→ **PROBLEM TO SOLVE**:
Copy the material that follows word for word and omit its pictures.

→ **DATASET**:
++++
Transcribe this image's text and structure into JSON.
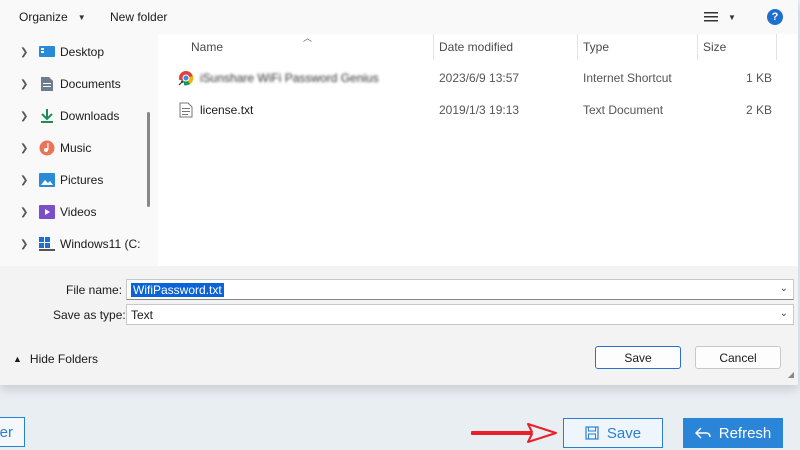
{
  "toolbar": {
    "organize_label": "Organize",
    "new_folder_label": "New folder",
    "help_label": "?"
  },
  "nav": {
    "items": [
      {
        "label": "Desktop",
        "icon": "desktop-icon"
      },
      {
        "label": "Documents",
        "icon": "documents-icon"
      },
      {
        "label": "Downloads",
        "icon": "downloads-icon"
      },
      {
        "label": "Music",
        "icon": "music-icon"
      },
      {
        "label": "Pictures",
        "icon": "pictures-icon"
      },
      {
        "label": "Videos",
        "icon": "videos-icon"
      },
      {
        "label": "Windows11 (C:",
        "icon": "drive-icon"
      }
    ]
  },
  "files": {
    "columns": [
      "Name",
      "Date modified",
      "Type",
      "Size"
    ],
    "rows": [
      {
        "name": "iSunshare WiFi Password Genius",
        "date": "2023/6/9 13:57",
        "type": "Internet Shortcut",
        "size": "1 KB",
        "icon": "chrome-shortcut-icon"
      },
      {
        "name": "license.txt",
        "date": "2019/1/3 19:13",
        "type": "Text Document",
        "size": "2 KB",
        "icon": "text-file-icon"
      }
    ]
  },
  "form": {
    "filename_label": "File name:",
    "filename_value": "WifiPassword.txt",
    "savetype_label": "Save as type:",
    "savetype_value": "Text",
    "hide_folders_label": "Hide Folders",
    "save_label": "Save",
    "cancel_label": "Cancel"
  },
  "background_app": {
    "save_label": "Save",
    "refresh_label": "Refresh",
    "left_button_fragment": "er",
    "accent_color": "#2a84d8",
    "arrow_color": "#e8202a"
  }
}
++++
→ **RESULT OF THIS TASK**:
Transcribe this image's text and structure into JSON.
{
  "toolbar": {
    "organize_label": "Organize",
    "new_folder_label": "New folder",
    "help_label": "?"
  },
  "nav": {
    "items": [
      {
        "label": "Desktop",
        "icon": "desktop-icon"
      },
      {
        "label": "Documents",
        "icon": "documents-icon"
      },
      {
        "label": "Downloads",
        "icon": "downloads-icon"
      },
      {
        "label": "Music",
        "icon": "music-icon"
      },
      {
        "label": "Pictures",
        "icon": "pictures-icon"
      },
      {
        "label": "Videos",
        "icon": "videos-icon"
      },
      {
        "label": "Windows11 (C:",
        "icon": "drive-icon"
      }
    ]
  },
  "files": {
    "columns": [
      "Name",
      "Date modified",
      "Type",
      "Size"
    ],
    "rows": [
      {
        "name": "iSunshare WiFi Password Genius",
        "date": "2023/6/9 13:57",
        "type": "Internet Shortcut",
        "size": "1 KB",
        "icon": "chrome-shortcut-icon"
      },
      {
        "name": "license.txt",
        "date": "2019/1/3 19:13",
        "type": "Text Document",
        "size": "2 KB",
        "icon": "text-file-icon"
      }
    ]
  },
  "form": {
    "filename_label": "File name:",
    "filename_value": "WifiPassword.txt",
    "savetype_label": "Save as type:",
    "savetype_value": "Text",
    "hide_folders_label": "Hide Folders",
    "save_label": "Save",
    "cancel_label": "Cancel"
  },
  "background_app": {
    "save_label": "Save",
    "refresh_label": "Refresh",
    "left_button_fragment": "er",
    "accent_color": "#2a84d8",
    "arrow_color": "#e8202a"
  }
}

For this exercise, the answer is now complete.